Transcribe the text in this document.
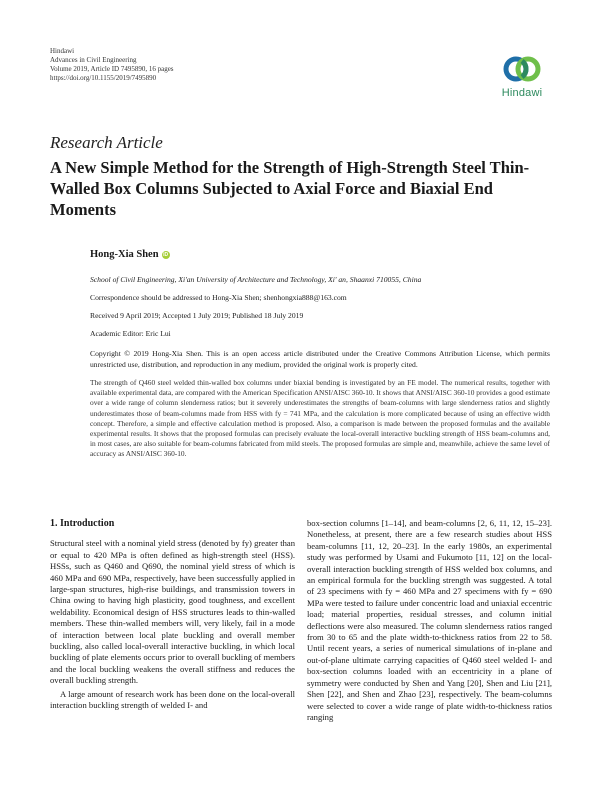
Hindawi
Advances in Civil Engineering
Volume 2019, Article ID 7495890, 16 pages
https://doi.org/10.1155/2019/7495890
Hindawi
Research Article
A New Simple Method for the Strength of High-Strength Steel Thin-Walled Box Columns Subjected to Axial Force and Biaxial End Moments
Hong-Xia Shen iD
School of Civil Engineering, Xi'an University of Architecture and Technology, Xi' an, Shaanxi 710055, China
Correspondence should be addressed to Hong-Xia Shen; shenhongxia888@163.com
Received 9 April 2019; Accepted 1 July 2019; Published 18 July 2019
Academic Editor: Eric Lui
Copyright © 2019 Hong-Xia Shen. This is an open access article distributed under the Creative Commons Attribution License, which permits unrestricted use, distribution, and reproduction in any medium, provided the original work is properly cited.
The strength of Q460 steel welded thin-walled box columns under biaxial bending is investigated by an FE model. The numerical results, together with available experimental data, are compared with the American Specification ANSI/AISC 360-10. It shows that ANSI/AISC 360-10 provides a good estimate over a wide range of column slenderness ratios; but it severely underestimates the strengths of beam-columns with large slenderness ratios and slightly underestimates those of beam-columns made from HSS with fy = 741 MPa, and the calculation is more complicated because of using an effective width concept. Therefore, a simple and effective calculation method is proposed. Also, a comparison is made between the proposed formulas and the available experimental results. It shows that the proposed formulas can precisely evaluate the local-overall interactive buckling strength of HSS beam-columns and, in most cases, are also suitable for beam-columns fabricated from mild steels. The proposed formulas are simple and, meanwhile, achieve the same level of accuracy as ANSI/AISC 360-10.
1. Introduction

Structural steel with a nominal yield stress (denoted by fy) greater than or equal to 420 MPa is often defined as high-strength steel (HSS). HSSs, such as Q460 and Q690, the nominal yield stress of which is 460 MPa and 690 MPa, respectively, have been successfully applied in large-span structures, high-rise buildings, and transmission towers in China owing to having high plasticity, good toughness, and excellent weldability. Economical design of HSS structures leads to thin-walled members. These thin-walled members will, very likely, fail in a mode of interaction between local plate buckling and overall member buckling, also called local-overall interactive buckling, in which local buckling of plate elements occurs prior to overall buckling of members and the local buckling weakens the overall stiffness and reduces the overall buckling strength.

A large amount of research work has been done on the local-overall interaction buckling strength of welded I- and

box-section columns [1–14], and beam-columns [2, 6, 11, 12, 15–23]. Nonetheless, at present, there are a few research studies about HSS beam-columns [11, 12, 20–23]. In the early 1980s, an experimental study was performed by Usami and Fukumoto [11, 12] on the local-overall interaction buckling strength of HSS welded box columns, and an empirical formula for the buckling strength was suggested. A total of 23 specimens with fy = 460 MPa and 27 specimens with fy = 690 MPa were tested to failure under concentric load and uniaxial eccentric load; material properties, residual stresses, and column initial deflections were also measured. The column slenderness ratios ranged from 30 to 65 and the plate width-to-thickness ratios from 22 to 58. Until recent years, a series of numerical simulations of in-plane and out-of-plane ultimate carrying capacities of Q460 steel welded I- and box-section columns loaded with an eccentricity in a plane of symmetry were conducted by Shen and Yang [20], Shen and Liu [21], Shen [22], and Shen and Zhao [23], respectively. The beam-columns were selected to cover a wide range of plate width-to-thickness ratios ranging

-------------------------

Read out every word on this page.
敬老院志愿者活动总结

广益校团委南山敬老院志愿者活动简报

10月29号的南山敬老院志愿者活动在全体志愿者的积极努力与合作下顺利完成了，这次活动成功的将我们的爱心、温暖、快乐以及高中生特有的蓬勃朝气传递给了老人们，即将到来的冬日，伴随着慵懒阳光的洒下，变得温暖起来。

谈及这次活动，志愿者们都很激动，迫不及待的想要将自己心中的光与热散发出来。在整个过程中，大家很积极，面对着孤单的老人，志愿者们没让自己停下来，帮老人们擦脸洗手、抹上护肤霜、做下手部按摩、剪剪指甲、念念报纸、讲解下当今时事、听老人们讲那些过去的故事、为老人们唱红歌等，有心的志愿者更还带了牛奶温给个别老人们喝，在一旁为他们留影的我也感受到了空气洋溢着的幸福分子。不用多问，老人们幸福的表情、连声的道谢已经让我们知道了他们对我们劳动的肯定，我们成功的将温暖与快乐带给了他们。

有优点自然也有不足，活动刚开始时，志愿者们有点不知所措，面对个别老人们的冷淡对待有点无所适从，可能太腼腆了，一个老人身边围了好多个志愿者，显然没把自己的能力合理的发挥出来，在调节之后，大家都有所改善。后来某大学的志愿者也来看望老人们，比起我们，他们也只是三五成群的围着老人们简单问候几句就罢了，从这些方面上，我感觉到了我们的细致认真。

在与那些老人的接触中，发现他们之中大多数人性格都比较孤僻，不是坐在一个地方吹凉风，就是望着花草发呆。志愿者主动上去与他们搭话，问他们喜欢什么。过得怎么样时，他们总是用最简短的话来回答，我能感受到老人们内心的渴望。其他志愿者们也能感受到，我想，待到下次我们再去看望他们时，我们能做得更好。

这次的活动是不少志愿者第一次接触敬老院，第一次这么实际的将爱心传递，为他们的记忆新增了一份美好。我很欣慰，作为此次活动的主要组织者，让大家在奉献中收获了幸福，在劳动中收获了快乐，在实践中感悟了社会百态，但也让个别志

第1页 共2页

-------------------------

__Instructions to follow__: Pull out and copy each line containing the string "Hong".

__Right answer__:
Hong-Xia Shen iD
Correspondence should be addressed to Hong-Xia Shen; shenhongxia888@163.com
Copyright © 2019 Hong-Xia Shen. This is an open access article distributed under the Creative Commons Attribution License, which permits unrestricted use, distribution, and reproduction in any medium, provided the original work is properly cited.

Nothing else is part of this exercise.